_DESCRIPTION OF THE TASK_. Repeat the material below exactly, with no pictures.

_INPUT ROWS_.

┌────────

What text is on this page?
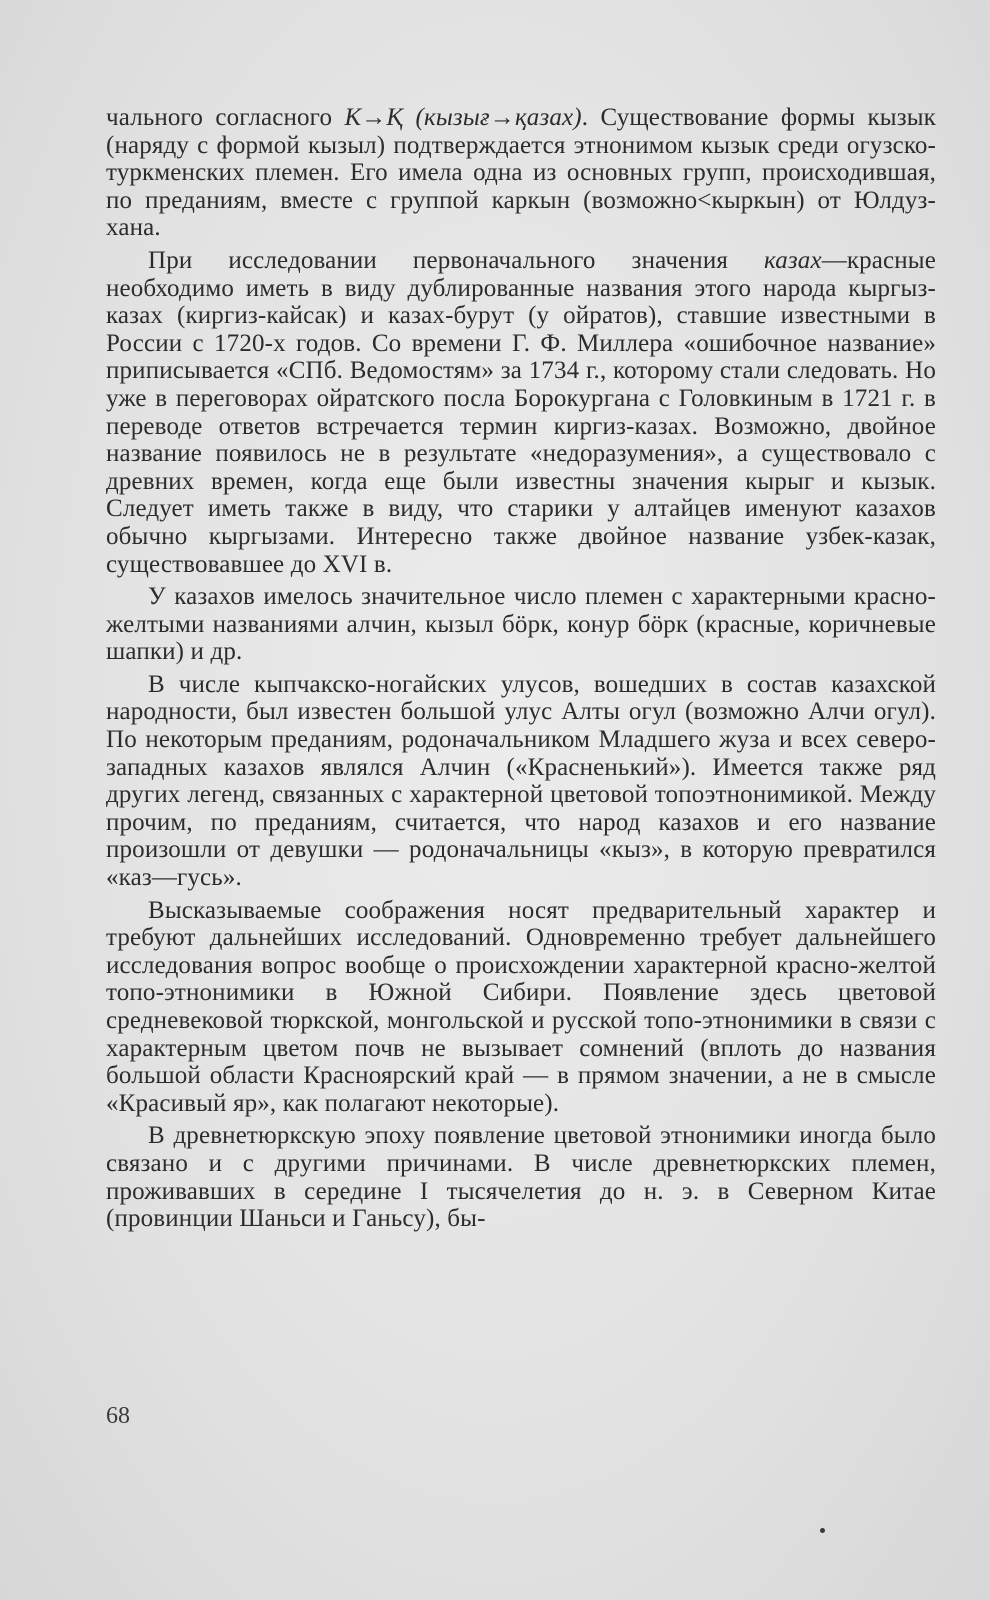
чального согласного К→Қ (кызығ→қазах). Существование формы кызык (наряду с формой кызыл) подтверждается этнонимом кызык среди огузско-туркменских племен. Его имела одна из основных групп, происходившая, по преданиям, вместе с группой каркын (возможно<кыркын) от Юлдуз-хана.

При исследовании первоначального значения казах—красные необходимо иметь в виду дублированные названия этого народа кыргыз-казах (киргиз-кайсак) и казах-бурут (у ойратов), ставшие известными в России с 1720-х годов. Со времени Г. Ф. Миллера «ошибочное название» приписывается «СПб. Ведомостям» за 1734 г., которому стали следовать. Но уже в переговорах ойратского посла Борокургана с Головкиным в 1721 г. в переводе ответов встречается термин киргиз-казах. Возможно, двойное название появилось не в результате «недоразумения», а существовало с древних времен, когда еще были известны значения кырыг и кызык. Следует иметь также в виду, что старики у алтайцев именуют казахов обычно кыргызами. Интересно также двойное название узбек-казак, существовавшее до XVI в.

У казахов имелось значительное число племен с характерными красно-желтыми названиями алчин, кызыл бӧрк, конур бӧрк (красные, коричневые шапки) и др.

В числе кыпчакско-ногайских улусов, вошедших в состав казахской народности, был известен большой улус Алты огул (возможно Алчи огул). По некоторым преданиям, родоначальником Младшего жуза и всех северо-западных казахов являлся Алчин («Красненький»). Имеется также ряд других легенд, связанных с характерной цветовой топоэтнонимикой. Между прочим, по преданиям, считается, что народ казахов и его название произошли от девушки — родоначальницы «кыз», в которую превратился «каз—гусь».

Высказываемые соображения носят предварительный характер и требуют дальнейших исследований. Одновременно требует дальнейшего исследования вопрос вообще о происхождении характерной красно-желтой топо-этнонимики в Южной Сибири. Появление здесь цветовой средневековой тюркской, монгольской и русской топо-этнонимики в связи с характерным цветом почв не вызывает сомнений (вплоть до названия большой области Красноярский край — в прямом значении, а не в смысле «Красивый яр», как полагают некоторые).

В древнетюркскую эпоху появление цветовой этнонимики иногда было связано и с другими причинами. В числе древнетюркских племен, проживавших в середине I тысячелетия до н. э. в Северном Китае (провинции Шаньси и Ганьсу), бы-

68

└────────

_FINISHED ANSWER_.
What text is on this page?
чального согласного К→Қ (кызығ→қазах). Существование формы кызык (наряду с формой кызыл) подтверждается этнонимом кызык среди огузско-туркменских племен. Его имела одна из основных групп, происходившая, по преданиям, вместе с группой каркын (возможно<кыркын) от Юлдуз-хана.

При исследовании первоначального значения казах—красные необходимо иметь в виду дублированные названия этого народа кыргыз-казах (киргиз-кайсак) и казах-бурут (у ойратов), ставшие известными в России с 1720-х годов. Со времени Г. Ф. Миллера «ошибочное название» приписывается «СПб. Ведомостям» за 1734 г., которому стали следовать. Но уже в переговорах ойратского посла Борокургана с Головкиным в 1721 г. в переводе ответов встречается термин киргиз-казах. Возможно, двойное название появилось не в результате «недоразумения», а существовало с древних времен, когда еще были известны значения кырыг и кызык. Следует иметь также в виду, что старики у алтайцев именуют казахов обычно кыргызами. Интересно также двойное название узбек-казак, существовавшее до XVI в.

У казахов имелось значительное число племен с характерными красно-желтыми названиями алчин, кызыл бӧрк, конур бӧрк (красные, коричневые шапки) и др.

В числе кыпчакско-ногайских улусов, вошедших в состав казахской народности, был известен большой улус Алты огул (возможно Алчи огул). По некоторым преданиям, родоначальником Младшего жуза и всех северо-западных казахов являлся Алчин («Красненький»). Имеется также ряд других легенд, связанных с характерной цветовой топоэтнонимикой. Между прочим, по преданиям, считается, что народ казахов и его название произошли от девушки — родоначальницы «кыз», в которую превратился «каз—гусь».

Высказываемые соображения носят предварительный характер и требуют дальнейших исследований. Одновременно требует дальнейшего исследования вопрос вообще о происхождении характерной красно-желтой топо-этнонимики в Южной Сибири. Появление здесь цветовой средневековой тюркской, монгольской и русской топо-этнонимики в связи с характерным цветом почв не вызывает сомнений (вплоть до названия большой области Красноярский край — в прямом значении, а не в смысле «Красивый яр», как полагают некоторые).

В древнетюркскую эпоху появление цветовой этнонимики иногда было связано и с другими причинами. В числе древнетюркских племен, проживавших в середине I тысячелетия до н. э. в Северном Китае (провинции Шаньси и Ганьсу), бы-

68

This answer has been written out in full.